- Awarded for: quality vocal or instrumental latin electronic music singles or tracks
- Country: United States
- Presented by: The Latin Recording Academy
- Currently held by: "Veneka" – Rawayana featuring Akapellah (2025)
- Website: latingrammy.com

= Latin Grammy Award for Best Electronic Music Performance =

Latin Grammy Award category

The Latin Grammy Award for Best Electronic Music Performance is a recent honor set to be presented annually by the Latin Recording Academy at the Latin Grammy Awards, a ceremony that recognizes excellence and promotes a wider awareness of cultural diversity and contributions of Latin recording artists in the United States and globally.

== History ==
It was awarded for the first time at the 25th Annual Latin Grammy Awards, as the first Latin electronic music category in the ceremony's history. According to the definition category guide, the award is for recordings characterized by a prominent use of electronic instrumentation, often featuring a dance rhythm and incorporating elements of Latin vocal and instrumental music, including subgenres such as EDM, electro, electronic, house, disco, techno, etc.

(Page layout parsing data)

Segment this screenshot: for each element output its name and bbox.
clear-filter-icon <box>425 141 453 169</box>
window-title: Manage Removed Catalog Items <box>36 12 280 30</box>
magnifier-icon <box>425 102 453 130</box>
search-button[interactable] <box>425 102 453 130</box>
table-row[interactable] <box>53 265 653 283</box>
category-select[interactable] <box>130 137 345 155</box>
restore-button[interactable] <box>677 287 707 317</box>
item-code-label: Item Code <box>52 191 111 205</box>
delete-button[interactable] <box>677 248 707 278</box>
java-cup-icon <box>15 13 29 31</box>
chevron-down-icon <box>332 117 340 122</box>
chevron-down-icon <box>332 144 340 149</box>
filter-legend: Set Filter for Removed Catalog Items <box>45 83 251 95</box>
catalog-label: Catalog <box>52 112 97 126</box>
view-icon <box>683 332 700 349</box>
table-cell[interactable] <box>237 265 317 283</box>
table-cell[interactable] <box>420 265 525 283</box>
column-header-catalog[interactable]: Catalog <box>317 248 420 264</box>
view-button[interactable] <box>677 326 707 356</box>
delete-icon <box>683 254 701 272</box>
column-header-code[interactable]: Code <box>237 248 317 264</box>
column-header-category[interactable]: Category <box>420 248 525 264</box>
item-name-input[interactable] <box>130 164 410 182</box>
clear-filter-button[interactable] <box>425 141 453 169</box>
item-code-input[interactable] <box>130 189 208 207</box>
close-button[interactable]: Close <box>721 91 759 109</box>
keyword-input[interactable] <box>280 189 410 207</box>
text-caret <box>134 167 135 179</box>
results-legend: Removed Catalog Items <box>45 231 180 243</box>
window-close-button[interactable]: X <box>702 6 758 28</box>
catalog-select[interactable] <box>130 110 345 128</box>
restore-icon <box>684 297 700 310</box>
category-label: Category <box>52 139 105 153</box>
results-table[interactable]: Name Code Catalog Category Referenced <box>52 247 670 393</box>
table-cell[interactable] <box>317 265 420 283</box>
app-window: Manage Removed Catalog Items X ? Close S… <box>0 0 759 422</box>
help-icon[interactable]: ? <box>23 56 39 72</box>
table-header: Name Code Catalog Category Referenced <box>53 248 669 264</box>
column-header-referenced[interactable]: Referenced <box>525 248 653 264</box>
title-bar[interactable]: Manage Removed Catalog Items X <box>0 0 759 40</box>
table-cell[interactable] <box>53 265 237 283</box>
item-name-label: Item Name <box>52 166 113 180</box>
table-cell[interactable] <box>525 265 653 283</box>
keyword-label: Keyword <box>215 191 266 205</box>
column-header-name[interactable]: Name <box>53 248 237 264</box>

Set of tasks:
1) Write out the article on the Latin Grammy electronic music award again, beginning at the words "- Awarded for: quality" and stopping after "States and globally.". Switch "annually" to "each year".
2) According to the article on the Latin Grammy electronic music award, at which ceremony was the award first presented?

Solutions to the tasks:
1)
- Awarded for: quality vocal or instrumental latin electronic music singles or tracks
- Country: United States
- Presented by: The Latin Recording Academy
- Currently held by: "Veneka" – Rawayana featuring Akapellah (2025)
- Website: latingrammy.com

= Latin Grammy Award for Best Electronic Music Performance =

Latin Grammy Award category

The Latin Grammy Award for Best Electronic Music Performance is a recent honor set to be presented each year by the Latin Recording Academy at the Latin Grammy Awards, a ceremony that recognizes excellence and promotes a wider awareness of cultural diversity and contributions of Latin recording artists in the United States and globally.

2) The 25th Annual Latin Grammy Awards.